Set problem:
Output every record below exactly as it appears.

━━━━━ Provided data

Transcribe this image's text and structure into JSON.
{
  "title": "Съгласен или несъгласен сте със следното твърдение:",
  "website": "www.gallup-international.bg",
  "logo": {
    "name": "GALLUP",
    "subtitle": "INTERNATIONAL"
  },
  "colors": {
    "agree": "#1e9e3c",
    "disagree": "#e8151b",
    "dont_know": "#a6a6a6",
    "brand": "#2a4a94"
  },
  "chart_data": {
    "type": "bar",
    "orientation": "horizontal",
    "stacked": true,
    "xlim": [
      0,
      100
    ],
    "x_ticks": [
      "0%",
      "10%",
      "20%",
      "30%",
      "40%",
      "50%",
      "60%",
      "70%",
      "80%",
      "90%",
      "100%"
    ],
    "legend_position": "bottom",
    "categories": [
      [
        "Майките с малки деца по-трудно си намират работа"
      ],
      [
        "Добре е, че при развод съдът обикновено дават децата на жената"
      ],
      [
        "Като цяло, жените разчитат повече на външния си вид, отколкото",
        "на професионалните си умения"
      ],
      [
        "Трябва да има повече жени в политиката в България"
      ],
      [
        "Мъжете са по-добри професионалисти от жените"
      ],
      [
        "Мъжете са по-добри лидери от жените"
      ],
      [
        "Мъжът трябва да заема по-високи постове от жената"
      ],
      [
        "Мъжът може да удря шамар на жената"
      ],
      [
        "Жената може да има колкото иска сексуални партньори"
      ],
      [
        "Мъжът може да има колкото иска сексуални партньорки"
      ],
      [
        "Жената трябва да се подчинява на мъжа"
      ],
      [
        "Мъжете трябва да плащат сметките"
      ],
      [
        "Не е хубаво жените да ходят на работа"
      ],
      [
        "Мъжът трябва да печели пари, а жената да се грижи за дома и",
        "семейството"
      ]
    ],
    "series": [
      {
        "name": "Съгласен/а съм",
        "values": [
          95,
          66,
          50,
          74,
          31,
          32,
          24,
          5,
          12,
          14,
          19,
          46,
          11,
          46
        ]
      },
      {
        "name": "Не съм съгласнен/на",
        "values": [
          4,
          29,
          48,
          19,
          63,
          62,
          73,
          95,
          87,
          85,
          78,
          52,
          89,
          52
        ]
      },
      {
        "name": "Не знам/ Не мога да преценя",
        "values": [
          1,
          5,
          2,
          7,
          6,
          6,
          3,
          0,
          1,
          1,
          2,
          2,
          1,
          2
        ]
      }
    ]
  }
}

━━━━━━━━━━

Written answer:
Transcribe this image's text and structure into JSON.
{
  "title": "Съгласен или несъгласен сте със следното твърдение:",
  "website": "www.gallup-international.bg",
  "logo": {
    "name": "GALLUP",
    "subtitle": "INTERNATIONAL"
  },
  "colors": {
    "agree": "#1e9e3c",
    "disagree": "#e8151b",
    "dont_know": "#a6a6a6",
    "brand": "#2a4a94"
  },
  "chart_data": {
    "type": "bar",
    "orientation": "horizontal",
    "stacked": true,
    "xlim": [
      0,
      100
    ],
    "x_ticks": [
      "0%",
      "10%",
      "20%",
      "30%",
      "40%",
      "50%",
      "60%",
      "70%",
      "80%",
      "90%",
      "100%"
    ],
    "legend_position": "bottom",
    "categories": [
      [
        "Майките с малки деца по-трудно си намират работа"
      ],
      [
        "Добре е, че при развод съдът обикновено дават децата на жената"
      ],
      [
        "Като цяло, жените разчитат повече на външния си вид, отколкото",
        "на професионалните си умения"
      ],
      [
        "Трябва да има повече жени в политиката в България"
      ],
      [
        "Мъжете са по-добри професионалисти от жените"
      ],
      [
        "Мъжете са по-добри лидери от жените"
      ],
      [
        "Мъжът трябва да заема по-високи постове от жената"
      ],
      [
        "Мъжът може да удря шамар на жената"
      ],
      [
        "Жената може да има колкото иска сексуални партньори"
      ],
      [
        "Мъжът може да има колкото иска сексуални партньорки"
      ],
      [
        "Жената трябва да се подчинява на мъжа"
      ],
      [
        "Мъжете трябва да плащат сметките"
      ],
      [
        "Не е хубаво жените да ходят на работа"
      ],
      [
        "Мъжът трябва да печели пари, а жената да се грижи за дома и",
        "семейството"
      ]
    ],
    "series": [
      {
        "name": "Съгласен/а съм",
        "values": [
          95,
          66,
          50,
          74,
          31,
          32,
          24,
          5,
          12,
          14,
          19,
          46,
          11,
          46
        ]
      },
      {
        "name": "Не съм съгласнен/на",
        "values": [
          4,
          29,
          48,
          19,
          63,
          62,
          73,
          95,
          87,
          85,
          78,
          52,
          89,
          52
        ]
      },
      {
        "name": "Не знам/ Не мога да преценя",
        "values": [
          1,
          5,
          2,
          7,
          6,
          6,
          3,
          0,
          1,
          1,
          2,
          2,
          1,
          2
        ]
      }
    ]
  }
}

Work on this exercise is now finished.